EXERCISE DETAILS: Make an exact copy of all the entries, but do not reproduce the pictures.

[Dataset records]
%%

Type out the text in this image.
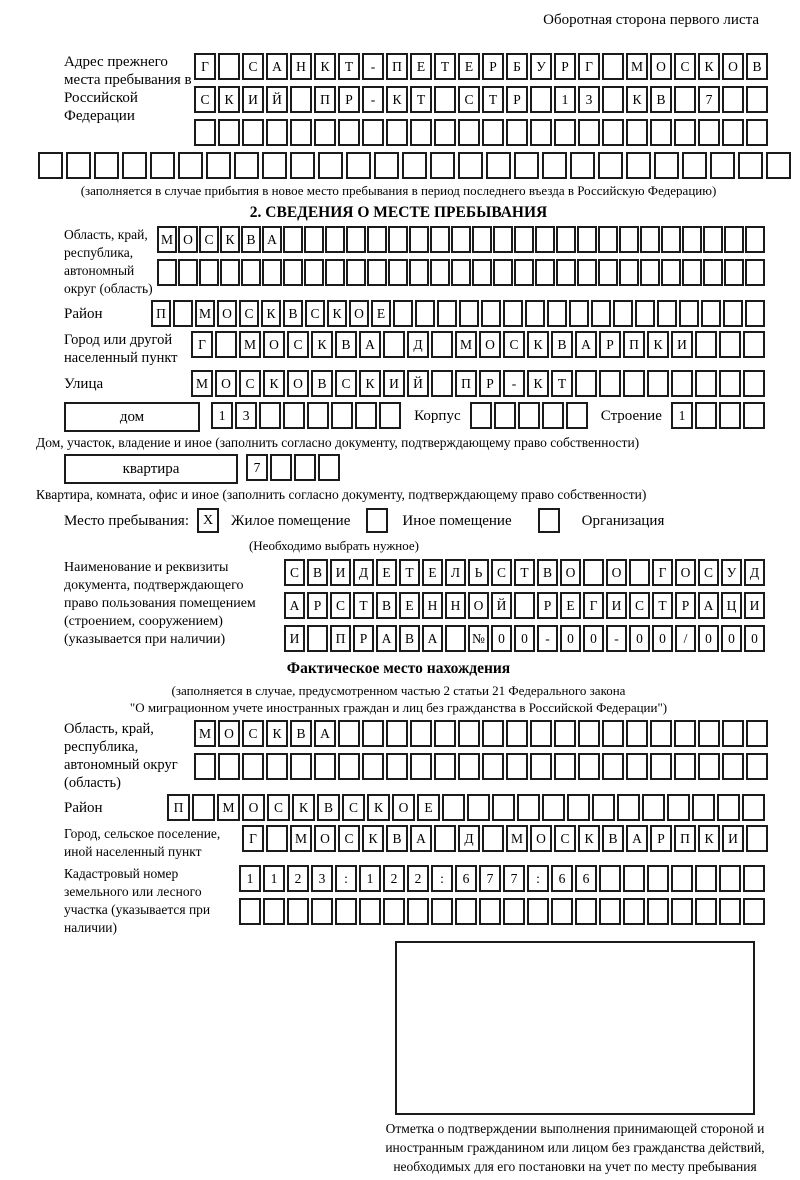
Оборотная сторона первого листа
Адрес прежнего места пребывания в Российской Федерации
Г	С	А	Н	К	Т	-	П	Е	Т	Е	Р	Б	У	Р	Г	М О	С	К	О	В
С	К	И	Й	П	Р	-	К	Т	С	Т	Р	1	3	К	В	7
(заполняется в случае прибытия в новое место пребывания в период последнего въезда в Российскую Федерацию)
2. СВЕДЕНИЯ О МЕСТЕ ПРЕБЫВАНИЯ
Область, край, республика, автономный округ (область)
М О С К В А
Район	П	М О С К В С К О Е
Город или другой населенный пункт
Г	М О	С	К	В	А	Д	М О	С	К	В	А	Р	П	К	И
Улица	М О	С	К	О	В	С	К	И	Й	П	Р	-	К	Т
дом	1	3	Корпус	Строение	1
Дом, участок, владение и иное (заполнить согласно документу, подтверждающему право собственности)
квартира	7
Квартира, комната, офис и иное (заполнить согласно документу, подтверждающему право собственности)
Место пребывания: X	Жилое помещение	Иное помещение	Организация
(Необходимо выбрать нужное)
Наименование и реквизиты документа, подтверждающего право пользования помещением (строением, сооружением) (указывается при наличии)
С	В	И	Д	Е	Т	Е	Л	Ь	С	Т	В	О	О	Г	О	С	У	Д
А	Р	С	Т	В	Е	Н Н О Й	Р	Е	Г	И	С	Т	Р	А Ц И
И	П	Р	А	В	А	№ 0	0	-	0	0	-	0	0	/	0	0	0
Фактическое место нахождения
(заполняется в случае, предусмотренном частью 2 статьи 21 Федерального закона
"О миграционном учете иностранных граждан и лиц без гражданства в Российской Федерации")
Область, край, республика, автономный округ (область)
М О	С	К	В	А
Район	П	М	О	С	К	В	С	К	О	Е
Город, сельское поселение, иной населенный пункт
Г	М О	С	К	В	А	Д	М О	С	К	В	А	Р	П	К	И
Кадастровый номер земельного или лесного участка (указывается при наличии)
1	1	2	3	:	1	2	2	:	6	7	7	:	6	6
Отметка о подтверждении выполнения принимающей стороной и иностранным гражданином или лицом без гражданства действий, необходимых для его постановки на учет по месту пребывания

%%

THE SOLUTION:
Type out the text in this image.
Оборотная сторона первого листа
Адрес прежнего места пребывания в Российской Федерации
Г	С	А	Н	К	Т	-	П	Е	Т	Е	Р	Б	У	Р	Г	М О	С	К	О	В
С	К	И	Й	П	Р	-	К	Т	С	Т	Р	1	3	К	В	7
(заполняется в случае прибытия в новое место пребывания в период последнего въезда в Российскую Федерацию)
2. СВЕДЕНИЯ О МЕСТЕ ПРЕБЫВАНИЯ
Область, край, республика, автономный округ (область)
М О С К В А
Район	П	М О С К В С К О Е
Город или другой населенный пункт
Г	М О	С	К	В	А	Д	М О	С	К	В	А	Р	П	К	И
Улица	М О	С	К	О	В	С	К	И	Й	П	Р	-	К	Т
дом	1	3	Корпус	Строение	1
Дом, участок, владение и иное (заполнить согласно документу, подтверждающему право собственности)
квартира	7
Квартира, комната, офис и иное (заполнить согласно документу, подтверждающему право собственности)
Место пребывания: X	Жилое помещение	Иное помещение	Организация
(Необходимо выбрать нужное)
Наименование и реквизиты документа, подтверждающего право пользования помещением (строением, сооружением) (указывается при наличии)
С	В	И	Д	Е	Т	Е	Л	Ь	С	Т	В	О	О	Г	О	С	У	Д
А	Р	С	Т	В	Е	Н Н О Й	Р	Е	Г	И	С	Т	Р	А Ц И
И	П	Р	А	В	А	№ 0	0	-	0	0	-	0	0	/	0	0	0
Фактическое место нахождения
(заполняется в случае, предусмотренном частью 2 статьи 21 Федерального закона
"О миграционном учете иностранных граждан и лиц без гражданства в Российской Федерации")
Область, край, республика, автономный округ (область)
М О	С	К	В	А
Район	П	М	О	С	К	В	С	К	О	Е
Город, сельское поселение, иной населенный пункт
Г	М О	С	К	В	А	Д	М О	С	К	В	А	Р	П	К	И
Кадастровый номер земельного или лесного участка (указывается при наличии)
1	1	2	3	:	1	2	2	:	6	7	7	:	6	6
Отметка о подтверждении выполнения принимающей стороной и иностранным гражданином или лицом без гражданства действий, необходимых для его постановки на учет по месту пребывания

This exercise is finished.